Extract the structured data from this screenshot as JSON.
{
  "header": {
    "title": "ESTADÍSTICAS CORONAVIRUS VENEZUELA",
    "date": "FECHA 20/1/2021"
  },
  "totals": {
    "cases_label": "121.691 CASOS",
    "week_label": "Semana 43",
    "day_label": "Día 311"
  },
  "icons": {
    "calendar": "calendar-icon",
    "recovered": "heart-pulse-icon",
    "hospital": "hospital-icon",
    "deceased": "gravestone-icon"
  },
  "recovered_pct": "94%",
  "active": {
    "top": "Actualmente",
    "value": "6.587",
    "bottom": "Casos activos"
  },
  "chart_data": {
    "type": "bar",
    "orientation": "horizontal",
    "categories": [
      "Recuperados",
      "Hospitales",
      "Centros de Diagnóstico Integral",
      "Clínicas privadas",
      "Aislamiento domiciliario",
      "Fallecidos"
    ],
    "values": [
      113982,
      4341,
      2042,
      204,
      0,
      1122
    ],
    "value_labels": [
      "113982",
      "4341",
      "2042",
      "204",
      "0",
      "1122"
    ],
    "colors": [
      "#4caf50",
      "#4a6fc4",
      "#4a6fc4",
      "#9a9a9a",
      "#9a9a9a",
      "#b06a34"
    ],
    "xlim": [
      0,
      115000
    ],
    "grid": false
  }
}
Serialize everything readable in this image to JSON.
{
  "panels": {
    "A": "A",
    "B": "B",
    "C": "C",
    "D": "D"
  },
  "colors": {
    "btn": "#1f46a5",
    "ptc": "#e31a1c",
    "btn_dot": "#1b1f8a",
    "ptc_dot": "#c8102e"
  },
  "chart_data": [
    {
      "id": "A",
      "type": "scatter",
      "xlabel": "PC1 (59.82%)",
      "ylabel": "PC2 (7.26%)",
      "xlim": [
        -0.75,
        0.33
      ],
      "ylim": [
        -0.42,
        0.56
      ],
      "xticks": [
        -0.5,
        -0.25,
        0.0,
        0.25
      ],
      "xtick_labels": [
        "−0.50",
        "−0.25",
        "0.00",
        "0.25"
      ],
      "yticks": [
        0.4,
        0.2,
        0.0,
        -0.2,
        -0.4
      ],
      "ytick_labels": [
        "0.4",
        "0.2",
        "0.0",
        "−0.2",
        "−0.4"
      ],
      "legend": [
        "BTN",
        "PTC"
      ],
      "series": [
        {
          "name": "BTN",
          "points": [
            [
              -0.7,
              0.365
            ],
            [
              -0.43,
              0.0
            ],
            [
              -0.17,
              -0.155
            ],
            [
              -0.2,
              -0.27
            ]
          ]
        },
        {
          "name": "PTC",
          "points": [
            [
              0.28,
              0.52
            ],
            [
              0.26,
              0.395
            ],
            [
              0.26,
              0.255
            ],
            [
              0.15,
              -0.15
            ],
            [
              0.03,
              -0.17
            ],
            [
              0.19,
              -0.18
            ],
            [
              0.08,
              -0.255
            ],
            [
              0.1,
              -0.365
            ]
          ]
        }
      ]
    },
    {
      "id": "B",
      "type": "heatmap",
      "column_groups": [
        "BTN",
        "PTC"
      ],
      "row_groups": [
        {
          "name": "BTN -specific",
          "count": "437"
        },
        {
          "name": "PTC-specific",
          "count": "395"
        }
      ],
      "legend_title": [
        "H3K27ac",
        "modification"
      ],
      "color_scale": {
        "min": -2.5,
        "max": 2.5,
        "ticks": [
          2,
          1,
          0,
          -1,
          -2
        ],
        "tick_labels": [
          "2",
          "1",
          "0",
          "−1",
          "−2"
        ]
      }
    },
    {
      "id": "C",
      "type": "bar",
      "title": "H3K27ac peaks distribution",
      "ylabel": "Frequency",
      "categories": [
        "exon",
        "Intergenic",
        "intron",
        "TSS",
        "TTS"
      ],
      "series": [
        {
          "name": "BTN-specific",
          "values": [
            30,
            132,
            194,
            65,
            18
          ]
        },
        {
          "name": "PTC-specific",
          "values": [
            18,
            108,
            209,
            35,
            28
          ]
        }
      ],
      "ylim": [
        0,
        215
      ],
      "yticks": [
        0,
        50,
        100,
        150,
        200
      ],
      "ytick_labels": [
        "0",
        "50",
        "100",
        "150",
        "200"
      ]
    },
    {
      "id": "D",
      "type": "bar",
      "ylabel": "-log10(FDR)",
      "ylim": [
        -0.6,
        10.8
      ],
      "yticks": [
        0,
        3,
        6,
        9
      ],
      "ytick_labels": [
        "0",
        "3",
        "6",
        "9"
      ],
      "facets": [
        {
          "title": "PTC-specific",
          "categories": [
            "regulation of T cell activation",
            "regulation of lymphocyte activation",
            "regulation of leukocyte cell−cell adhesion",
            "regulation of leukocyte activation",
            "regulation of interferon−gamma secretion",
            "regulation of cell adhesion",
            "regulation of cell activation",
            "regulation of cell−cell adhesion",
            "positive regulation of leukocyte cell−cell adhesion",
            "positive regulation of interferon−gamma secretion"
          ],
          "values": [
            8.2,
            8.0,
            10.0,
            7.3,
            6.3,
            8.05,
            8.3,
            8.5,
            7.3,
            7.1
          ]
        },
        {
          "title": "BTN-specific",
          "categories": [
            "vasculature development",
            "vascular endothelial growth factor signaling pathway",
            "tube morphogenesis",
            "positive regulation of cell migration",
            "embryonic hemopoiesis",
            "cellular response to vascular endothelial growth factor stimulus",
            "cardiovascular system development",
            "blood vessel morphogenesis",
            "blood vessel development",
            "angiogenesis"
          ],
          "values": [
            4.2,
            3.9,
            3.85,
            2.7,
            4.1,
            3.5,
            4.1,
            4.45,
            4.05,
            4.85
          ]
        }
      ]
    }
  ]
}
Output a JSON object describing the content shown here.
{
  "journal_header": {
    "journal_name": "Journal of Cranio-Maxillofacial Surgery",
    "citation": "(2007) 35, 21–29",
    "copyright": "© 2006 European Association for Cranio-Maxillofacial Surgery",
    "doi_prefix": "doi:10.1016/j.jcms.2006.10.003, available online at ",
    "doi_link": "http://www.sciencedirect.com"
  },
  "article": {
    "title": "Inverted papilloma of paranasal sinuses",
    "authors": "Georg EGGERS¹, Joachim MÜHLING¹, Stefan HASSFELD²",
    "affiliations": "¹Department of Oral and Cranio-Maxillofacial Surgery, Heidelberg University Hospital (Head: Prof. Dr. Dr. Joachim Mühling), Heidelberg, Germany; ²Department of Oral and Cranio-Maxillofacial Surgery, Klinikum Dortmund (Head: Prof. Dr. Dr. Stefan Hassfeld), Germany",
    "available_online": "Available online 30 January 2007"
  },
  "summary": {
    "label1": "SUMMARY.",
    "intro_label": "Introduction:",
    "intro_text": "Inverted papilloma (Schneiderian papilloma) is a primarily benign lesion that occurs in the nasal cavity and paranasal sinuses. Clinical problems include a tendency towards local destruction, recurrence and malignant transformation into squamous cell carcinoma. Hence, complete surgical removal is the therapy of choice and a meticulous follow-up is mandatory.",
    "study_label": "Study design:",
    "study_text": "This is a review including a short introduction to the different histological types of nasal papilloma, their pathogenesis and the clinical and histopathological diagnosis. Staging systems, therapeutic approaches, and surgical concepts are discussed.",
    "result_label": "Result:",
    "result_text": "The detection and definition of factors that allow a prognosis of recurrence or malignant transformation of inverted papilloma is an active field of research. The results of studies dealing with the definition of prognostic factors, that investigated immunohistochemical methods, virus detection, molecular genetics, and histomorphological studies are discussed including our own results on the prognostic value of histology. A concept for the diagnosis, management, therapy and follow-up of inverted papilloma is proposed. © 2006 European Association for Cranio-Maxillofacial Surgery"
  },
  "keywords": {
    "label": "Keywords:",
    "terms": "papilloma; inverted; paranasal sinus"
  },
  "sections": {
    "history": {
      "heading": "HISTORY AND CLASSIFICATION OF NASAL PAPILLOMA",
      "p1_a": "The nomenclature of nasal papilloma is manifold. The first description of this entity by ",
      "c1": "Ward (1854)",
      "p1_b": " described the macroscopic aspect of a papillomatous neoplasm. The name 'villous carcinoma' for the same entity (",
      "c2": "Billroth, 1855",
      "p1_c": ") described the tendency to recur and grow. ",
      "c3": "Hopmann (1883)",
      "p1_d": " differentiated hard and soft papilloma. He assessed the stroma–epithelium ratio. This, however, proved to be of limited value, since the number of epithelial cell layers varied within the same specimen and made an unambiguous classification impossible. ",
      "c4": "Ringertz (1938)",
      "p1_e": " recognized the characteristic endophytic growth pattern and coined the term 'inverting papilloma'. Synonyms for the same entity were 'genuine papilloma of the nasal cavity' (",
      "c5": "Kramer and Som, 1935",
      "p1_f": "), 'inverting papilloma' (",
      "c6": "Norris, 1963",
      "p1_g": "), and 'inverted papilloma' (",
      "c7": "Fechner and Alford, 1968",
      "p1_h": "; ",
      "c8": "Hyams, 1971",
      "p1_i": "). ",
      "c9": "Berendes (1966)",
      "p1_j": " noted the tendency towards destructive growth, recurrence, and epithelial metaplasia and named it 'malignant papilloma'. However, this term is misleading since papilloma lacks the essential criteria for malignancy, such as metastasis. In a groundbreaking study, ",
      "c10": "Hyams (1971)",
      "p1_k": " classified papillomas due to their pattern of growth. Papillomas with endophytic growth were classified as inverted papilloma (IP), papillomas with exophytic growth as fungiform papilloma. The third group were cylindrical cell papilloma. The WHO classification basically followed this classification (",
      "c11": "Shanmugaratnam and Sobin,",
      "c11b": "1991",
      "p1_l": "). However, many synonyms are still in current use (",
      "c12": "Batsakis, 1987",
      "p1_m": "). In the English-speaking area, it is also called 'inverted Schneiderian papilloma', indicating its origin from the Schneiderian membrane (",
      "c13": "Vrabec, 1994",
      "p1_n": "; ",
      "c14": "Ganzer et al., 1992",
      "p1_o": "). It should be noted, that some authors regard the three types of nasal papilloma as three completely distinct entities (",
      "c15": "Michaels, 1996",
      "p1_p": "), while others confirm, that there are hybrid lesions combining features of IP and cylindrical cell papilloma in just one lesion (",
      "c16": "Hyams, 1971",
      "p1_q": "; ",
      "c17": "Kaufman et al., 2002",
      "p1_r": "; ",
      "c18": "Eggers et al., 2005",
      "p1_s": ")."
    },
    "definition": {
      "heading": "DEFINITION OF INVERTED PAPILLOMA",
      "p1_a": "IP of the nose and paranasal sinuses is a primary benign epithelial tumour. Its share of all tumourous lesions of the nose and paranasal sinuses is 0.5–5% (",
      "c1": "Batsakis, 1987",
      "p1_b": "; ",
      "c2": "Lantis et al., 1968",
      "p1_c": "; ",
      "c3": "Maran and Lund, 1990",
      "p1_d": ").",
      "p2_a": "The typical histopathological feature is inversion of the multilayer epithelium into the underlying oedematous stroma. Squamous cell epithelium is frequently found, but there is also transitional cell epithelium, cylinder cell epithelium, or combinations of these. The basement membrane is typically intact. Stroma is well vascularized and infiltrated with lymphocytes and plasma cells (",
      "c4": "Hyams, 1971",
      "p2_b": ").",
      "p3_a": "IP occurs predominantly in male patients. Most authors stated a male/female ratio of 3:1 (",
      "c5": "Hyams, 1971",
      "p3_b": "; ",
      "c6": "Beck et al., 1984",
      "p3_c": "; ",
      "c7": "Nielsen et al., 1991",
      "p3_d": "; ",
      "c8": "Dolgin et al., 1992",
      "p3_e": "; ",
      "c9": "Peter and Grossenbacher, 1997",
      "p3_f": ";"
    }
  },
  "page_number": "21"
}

************

REQUIRED WORK> Where does the word "also" show up in the material? Copy out each line that has it.

ANSWER FOR THE TASK>
      "p1_m": "). In the English-speaking area, it is also called 'inverted Schneiderian papilloma', indicating its origin from the Schneiderian membrane (",
      "p2_a": "The typical histopathological feature is inversion of the multilayer epithelium into the underlying oedematous stroma. Squamous cell epithelium is frequently found, but there is also transitional cell epithelium, cylinder cell epithelium, or combinations of these. The basement membrane is typically intact. Stroma is well vascularized and infiltrated with lymphocytes and plasma cells (",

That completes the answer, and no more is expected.